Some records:

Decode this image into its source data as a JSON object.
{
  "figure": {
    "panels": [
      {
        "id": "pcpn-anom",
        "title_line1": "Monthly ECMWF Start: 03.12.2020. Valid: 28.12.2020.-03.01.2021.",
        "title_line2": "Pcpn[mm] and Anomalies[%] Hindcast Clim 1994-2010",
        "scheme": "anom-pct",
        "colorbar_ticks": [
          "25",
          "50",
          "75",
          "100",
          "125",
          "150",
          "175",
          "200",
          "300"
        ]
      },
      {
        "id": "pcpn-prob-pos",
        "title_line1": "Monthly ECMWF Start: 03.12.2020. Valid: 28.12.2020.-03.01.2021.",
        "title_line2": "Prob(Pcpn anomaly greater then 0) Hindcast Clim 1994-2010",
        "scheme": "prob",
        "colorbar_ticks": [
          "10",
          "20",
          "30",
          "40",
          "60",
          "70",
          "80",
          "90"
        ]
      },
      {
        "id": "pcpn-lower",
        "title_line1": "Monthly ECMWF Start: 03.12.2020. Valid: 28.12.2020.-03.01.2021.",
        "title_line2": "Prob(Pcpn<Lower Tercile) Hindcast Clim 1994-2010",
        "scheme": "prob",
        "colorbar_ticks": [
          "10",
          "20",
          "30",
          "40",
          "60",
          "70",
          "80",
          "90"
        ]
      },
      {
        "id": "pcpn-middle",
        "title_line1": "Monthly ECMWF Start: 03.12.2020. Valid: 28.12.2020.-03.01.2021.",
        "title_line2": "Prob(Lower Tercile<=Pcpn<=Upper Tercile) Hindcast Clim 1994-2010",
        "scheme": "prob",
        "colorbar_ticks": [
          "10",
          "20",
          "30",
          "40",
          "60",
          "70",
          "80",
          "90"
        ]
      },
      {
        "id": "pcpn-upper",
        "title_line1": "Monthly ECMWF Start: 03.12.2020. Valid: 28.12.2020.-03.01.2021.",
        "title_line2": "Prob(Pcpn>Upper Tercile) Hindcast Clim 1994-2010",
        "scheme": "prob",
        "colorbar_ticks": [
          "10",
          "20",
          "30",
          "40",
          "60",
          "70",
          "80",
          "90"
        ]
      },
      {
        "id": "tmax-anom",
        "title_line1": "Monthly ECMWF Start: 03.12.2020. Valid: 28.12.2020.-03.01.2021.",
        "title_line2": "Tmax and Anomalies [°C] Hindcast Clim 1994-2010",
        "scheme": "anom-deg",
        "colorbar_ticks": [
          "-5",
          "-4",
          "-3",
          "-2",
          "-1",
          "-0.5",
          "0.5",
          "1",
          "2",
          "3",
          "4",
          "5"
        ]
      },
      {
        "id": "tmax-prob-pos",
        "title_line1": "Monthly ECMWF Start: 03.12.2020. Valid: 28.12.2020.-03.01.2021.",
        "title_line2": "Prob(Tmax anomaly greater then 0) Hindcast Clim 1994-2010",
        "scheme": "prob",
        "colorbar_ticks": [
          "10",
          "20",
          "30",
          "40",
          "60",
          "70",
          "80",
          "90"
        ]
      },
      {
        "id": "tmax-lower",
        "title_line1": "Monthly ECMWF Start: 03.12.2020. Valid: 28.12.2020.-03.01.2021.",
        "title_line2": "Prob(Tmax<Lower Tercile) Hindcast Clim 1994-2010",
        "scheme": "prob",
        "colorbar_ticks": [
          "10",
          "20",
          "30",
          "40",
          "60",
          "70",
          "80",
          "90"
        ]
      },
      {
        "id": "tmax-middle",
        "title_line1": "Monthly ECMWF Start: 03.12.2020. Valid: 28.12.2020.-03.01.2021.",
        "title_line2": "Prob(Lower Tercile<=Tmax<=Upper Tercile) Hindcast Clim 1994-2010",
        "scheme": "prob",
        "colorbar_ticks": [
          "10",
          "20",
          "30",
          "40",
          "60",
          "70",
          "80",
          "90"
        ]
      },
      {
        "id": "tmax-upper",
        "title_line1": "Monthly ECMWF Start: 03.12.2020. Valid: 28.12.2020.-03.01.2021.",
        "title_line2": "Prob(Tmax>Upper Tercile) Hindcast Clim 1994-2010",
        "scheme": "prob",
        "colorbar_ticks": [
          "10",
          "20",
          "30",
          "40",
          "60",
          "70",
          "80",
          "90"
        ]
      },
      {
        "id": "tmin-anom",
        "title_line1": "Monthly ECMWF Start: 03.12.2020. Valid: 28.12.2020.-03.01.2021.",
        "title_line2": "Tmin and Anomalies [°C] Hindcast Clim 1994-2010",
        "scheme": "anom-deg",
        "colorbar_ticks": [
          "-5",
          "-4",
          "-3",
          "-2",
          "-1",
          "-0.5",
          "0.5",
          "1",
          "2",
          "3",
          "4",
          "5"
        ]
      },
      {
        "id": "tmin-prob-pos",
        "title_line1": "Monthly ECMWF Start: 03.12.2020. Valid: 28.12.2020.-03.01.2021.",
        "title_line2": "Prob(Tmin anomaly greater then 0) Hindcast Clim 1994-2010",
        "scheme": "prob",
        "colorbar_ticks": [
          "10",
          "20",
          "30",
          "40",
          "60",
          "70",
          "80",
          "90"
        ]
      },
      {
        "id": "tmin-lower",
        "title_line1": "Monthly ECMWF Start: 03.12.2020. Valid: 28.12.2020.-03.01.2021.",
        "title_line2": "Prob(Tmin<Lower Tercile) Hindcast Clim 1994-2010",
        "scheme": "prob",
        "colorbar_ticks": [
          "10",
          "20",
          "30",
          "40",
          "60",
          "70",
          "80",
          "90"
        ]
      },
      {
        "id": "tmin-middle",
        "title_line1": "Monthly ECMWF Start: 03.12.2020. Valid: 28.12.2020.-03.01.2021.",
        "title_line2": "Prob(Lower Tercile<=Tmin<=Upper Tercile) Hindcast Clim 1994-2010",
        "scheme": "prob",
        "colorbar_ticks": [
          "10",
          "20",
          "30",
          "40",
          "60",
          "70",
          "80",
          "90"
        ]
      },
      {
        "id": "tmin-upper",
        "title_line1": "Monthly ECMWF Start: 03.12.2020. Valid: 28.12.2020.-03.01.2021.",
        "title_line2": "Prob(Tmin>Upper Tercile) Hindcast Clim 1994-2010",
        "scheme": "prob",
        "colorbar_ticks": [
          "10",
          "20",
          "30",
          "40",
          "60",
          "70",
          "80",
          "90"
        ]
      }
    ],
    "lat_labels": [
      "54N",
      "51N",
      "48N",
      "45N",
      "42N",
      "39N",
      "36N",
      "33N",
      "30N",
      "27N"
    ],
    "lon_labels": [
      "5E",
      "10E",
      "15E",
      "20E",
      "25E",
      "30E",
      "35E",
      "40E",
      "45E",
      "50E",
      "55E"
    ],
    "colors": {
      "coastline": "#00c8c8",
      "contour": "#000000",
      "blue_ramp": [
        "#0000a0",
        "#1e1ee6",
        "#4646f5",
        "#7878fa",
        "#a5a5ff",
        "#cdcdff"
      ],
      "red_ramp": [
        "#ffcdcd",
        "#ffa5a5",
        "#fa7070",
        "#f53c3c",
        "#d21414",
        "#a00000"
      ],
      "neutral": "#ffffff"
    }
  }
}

▶ Given task
Find the word "anomaly" in the records and pull out each line that has it.

▶ Answer for this exercise
        "title_line2": "Prob(Pcpn anomaly greater then 0) Hindcast Clim 1994-2010",
        "title_line2": "Prob(Tmax anomaly greater then 0) Hindcast Clim 1994-2010",
        "title_line2": "Prob(Tmin anomaly greater then 0) Hindcast Clim 1994-2010",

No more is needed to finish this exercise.